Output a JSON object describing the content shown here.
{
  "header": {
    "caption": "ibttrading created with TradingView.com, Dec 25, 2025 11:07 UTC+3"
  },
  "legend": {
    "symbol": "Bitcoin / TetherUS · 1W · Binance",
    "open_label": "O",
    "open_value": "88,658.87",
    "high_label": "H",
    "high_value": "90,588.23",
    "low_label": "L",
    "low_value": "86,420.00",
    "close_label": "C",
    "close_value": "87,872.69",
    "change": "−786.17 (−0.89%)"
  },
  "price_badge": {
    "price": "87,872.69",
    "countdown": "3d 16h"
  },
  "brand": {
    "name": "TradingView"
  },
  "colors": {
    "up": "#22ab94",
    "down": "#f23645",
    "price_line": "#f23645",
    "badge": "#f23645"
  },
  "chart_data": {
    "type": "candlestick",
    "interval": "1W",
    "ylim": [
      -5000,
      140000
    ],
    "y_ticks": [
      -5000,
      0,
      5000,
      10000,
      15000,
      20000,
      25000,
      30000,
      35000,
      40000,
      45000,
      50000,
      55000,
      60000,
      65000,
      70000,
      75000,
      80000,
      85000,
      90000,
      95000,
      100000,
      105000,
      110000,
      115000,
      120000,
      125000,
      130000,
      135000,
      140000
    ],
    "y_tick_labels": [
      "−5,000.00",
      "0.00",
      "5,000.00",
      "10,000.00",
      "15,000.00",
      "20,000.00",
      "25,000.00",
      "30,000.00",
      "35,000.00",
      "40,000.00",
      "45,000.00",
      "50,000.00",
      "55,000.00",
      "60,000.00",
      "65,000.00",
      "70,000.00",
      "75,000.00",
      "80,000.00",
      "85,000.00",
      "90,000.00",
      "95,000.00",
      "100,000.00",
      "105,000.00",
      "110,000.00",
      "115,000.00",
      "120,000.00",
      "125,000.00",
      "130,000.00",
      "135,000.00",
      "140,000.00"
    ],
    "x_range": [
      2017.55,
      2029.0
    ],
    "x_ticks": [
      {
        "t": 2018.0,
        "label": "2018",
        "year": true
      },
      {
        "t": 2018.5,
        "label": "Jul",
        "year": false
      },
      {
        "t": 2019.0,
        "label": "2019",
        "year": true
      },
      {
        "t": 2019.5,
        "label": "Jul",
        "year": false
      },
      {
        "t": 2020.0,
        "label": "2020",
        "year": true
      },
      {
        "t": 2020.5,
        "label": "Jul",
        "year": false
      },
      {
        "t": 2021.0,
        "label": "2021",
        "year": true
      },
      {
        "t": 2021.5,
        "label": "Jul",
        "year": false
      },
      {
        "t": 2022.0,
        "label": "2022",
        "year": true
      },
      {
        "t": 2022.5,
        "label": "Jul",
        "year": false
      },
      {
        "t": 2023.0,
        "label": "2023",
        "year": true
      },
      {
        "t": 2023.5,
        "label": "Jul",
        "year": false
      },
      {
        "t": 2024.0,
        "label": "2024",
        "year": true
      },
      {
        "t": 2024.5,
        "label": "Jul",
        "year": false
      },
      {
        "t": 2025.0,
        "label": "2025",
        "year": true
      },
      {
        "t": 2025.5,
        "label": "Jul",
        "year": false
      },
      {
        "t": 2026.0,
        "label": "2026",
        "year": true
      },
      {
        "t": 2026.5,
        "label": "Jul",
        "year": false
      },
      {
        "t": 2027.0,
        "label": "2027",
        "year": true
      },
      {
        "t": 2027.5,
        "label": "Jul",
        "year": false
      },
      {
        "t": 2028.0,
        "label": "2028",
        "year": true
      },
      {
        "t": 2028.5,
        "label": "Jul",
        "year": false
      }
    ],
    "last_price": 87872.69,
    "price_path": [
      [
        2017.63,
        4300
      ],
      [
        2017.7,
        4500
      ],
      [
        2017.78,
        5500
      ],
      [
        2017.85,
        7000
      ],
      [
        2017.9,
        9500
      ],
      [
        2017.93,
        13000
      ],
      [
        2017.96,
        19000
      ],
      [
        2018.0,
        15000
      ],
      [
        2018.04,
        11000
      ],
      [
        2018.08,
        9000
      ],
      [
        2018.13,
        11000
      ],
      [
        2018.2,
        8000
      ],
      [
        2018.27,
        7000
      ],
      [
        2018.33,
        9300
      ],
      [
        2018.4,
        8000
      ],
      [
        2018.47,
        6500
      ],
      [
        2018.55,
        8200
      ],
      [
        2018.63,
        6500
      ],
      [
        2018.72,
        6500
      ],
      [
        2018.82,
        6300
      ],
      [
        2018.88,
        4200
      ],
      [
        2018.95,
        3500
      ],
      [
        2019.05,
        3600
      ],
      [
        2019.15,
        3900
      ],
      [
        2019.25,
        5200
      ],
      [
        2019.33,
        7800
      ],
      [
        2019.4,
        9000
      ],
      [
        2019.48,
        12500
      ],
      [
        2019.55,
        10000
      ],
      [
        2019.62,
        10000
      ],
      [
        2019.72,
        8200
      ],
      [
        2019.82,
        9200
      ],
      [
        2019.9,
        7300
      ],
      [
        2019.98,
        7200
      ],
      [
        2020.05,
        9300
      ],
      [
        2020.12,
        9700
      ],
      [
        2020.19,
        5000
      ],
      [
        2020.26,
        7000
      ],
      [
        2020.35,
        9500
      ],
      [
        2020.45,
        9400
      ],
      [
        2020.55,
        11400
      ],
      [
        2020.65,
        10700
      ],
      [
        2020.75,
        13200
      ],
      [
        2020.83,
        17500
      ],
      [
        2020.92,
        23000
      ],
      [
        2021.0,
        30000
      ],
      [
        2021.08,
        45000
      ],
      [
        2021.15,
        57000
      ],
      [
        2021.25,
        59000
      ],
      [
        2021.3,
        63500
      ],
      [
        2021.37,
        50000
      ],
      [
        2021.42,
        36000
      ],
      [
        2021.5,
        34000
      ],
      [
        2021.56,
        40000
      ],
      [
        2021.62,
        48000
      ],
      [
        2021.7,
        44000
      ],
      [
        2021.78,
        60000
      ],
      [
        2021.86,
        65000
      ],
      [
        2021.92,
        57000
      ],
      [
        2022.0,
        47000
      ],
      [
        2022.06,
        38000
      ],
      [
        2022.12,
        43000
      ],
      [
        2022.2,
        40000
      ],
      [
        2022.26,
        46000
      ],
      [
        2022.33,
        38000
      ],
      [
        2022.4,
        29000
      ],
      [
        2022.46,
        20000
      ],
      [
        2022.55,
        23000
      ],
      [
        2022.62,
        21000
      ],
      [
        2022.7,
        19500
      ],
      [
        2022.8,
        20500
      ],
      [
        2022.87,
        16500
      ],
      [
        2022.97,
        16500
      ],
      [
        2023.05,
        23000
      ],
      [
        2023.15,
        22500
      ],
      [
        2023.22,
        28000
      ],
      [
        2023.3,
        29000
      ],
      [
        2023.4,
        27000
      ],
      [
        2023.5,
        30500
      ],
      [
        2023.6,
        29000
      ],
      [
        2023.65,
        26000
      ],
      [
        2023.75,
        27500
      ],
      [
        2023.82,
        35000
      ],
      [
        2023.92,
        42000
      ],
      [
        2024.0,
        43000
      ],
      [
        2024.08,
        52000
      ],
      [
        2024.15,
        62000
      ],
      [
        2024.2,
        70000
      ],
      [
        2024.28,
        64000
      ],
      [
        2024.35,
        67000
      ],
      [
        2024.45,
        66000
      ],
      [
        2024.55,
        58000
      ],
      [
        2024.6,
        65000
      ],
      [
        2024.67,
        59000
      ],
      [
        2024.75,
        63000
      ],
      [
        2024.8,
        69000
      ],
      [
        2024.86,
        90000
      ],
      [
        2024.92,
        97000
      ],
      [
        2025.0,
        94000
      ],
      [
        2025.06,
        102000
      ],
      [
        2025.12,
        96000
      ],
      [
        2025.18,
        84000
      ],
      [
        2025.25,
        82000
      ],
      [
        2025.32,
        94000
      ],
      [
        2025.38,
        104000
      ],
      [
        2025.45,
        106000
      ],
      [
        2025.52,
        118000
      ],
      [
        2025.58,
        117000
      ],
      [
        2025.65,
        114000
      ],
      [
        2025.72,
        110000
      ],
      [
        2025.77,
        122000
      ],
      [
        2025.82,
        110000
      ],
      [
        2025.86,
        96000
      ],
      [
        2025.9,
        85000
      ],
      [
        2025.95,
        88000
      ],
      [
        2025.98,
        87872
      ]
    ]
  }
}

▸ Prompt:
Provide only the number of lines in the records containing the string "TradingView".

▸ Expected answer:
2